-- BEGIN Entries supplied --

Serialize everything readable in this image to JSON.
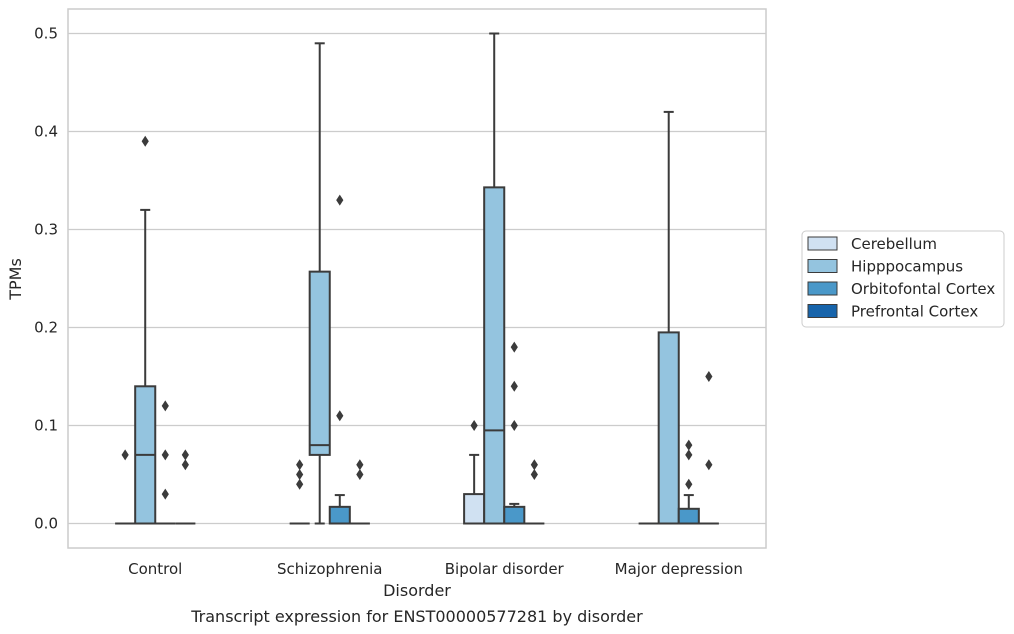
{
  "chart_data": {
    "type": "box",
    "caption": "Transcript expression for ENST00000577281 by disorder",
    "xlabel": "Disorder",
    "ylabel": "TPMs",
    "ylim": [
      -0.025,
      0.525
    ],
    "yticks": [
      0.0,
      0.1,
      0.2,
      0.3,
      0.4,
      0.5
    ],
    "ytick_labels": [
      "0.0",
      "0.1",
      "0.2",
      "0.3",
      "0.4",
      "0.5"
    ],
    "grid": "horizontal",
    "legend_position": "right",
    "categories": [
      "Control",
      "Schizophrenia",
      "Bipolar disorder",
      "Major depression"
    ],
    "series": [
      {
        "name": "Cerebellum",
        "color": "#d0e1f2",
        "boxes": [
          {
            "category": "Control",
            "q1": 0.0,
            "median": 0.0,
            "q3": 0.0,
            "whisker_low": 0.0,
            "whisker_high": 0.0,
            "outliers": [
              0.07
            ]
          },
          {
            "category": "Schizophrenia",
            "q1": 0.0,
            "median": 0.0,
            "q3": 0.0,
            "whisker_low": 0.0,
            "whisker_high": 0.0,
            "outliers": [
              0.06,
              0.05,
              0.04
            ]
          },
          {
            "category": "Bipolar disorder",
            "q1": 0.0,
            "median": 0.0,
            "q3": 0.03,
            "whisker_low": 0.0,
            "whisker_high": 0.07,
            "outliers": [
              0.1
            ]
          },
          {
            "category": "Major depression",
            "q1": 0.0,
            "median": 0.0,
            "q3": 0.0,
            "whisker_low": 0.0,
            "whisker_high": 0.0,
            "outliers": []
          }
        ]
      },
      {
        "name": "Hipppocampus",
        "color": "#94c4df",
        "boxes": [
          {
            "category": "Control",
            "q1": 0.0,
            "median": 0.07,
            "q3": 0.14,
            "whisker_low": 0.0,
            "whisker_high": 0.32,
            "outliers": [
              0.39
            ]
          },
          {
            "category": "Schizophrenia",
            "q1": 0.07,
            "median": 0.08,
            "q3": 0.257,
            "whisker_low": 0.0,
            "whisker_high": 0.49,
            "outliers": []
          },
          {
            "category": "Bipolar disorder",
            "q1": 0.0,
            "median": 0.095,
            "q3": 0.343,
            "whisker_low": 0.0,
            "whisker_high": 0.5,
            "outliers": []
          },
          {
            "category": "Major depression",
            "q1": 0.0,
            "median": 0.0,
            "q3": 0.195,
            "whisker_low": 0.0,
            "whisker_high": 0.42,
            "outliers": []
          }
        ]
      },
      {
        "name": "Orbitofontal Cortex",
        "color": "#4a98c9",
        "boxes": [
          {
            "category": "Control",
            "q1": 0.0,
            "median": 0.0,
            "q3": 0.0,
            "whisker_low": 0.0,
            "whisker_high": 0.0,
            "outliers": [
              0.12,
              0.07,
              0.03
            ]
          },
          {
            "category": "Schizophrenia",
            "q1": 0.0,
            "median": 0.0,
            "q3": 0.017,
            "whisker_low": 0.0,
            "whisker_high": 0.029,
            "outliers": [
              0.33,
              0.11
            ]
          },
          {
            "category": "Bipolar disorder",
            "q1": 0.0,
            "median": 0.0,
            "q3": 0.017,
            "whisker_low": 0.0,
            "whisker_high": 0.02,
            "outliers": [
              0.18,
              0.14,
              0.1
            ]
          },
          {
            "category": "Major depression",
            "q1": 0.0,
            "median": 0.0,
            "q3": 0.015,
            "whisker_low": 0.0,
            "whisker_high": 0.029,
            "outliers": [
              0.08,
              0.07,
              0.04
            ]
          }
        ]
      },
      {
        "name": "Prefrontal Cortex",
        "color": "#1764ab",
        "boxes": [
          {
            "category": "Control",
            "q1": 0.0,
            "median": 0.0,
            "q3": 0.0,
            "whisker_low": 0.0,
            "whisker_high": 0.0,
            "outliers": [
              0.07,
              0.06
            ]
          },
          {
            "category": "Schizophrenia",
            "q1": 0.0,
            "median": 0.0,
            "q3": 0.0,
            "whisker_low": 0.0,
            "whisker_high": 0.0,
            "outliers": [
              0.06,
              0.05
            ]
          },
          {
            "category": "Bipolar disorder",
            "q1": 0.0,
            "median": 0.0,
            "q3": 0.0,
            "whisker_low": 0.0,
            "whisker_high": 0.0,
            "outliers": [
              0.06,
              0.05
            ]
          },
          {
            "category": "Major depression",
            "q1": 0.0,
            "median": 0.0,
            "q3": 0.0,
            "whisker_low": 0.0,
            "whisker_high": 0.0,
            "outliers": [
              0.15,
              0.06
            ]
          }
        ]
      }
    ]
  }
}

-- END Entries supplied --

Direction:
Filter out all lines lacking the word "Cortex" and copy the rest.

Exercise response:
        "name": "Orbitofontal Cortex",
        "name": "Prefrontal Cortex",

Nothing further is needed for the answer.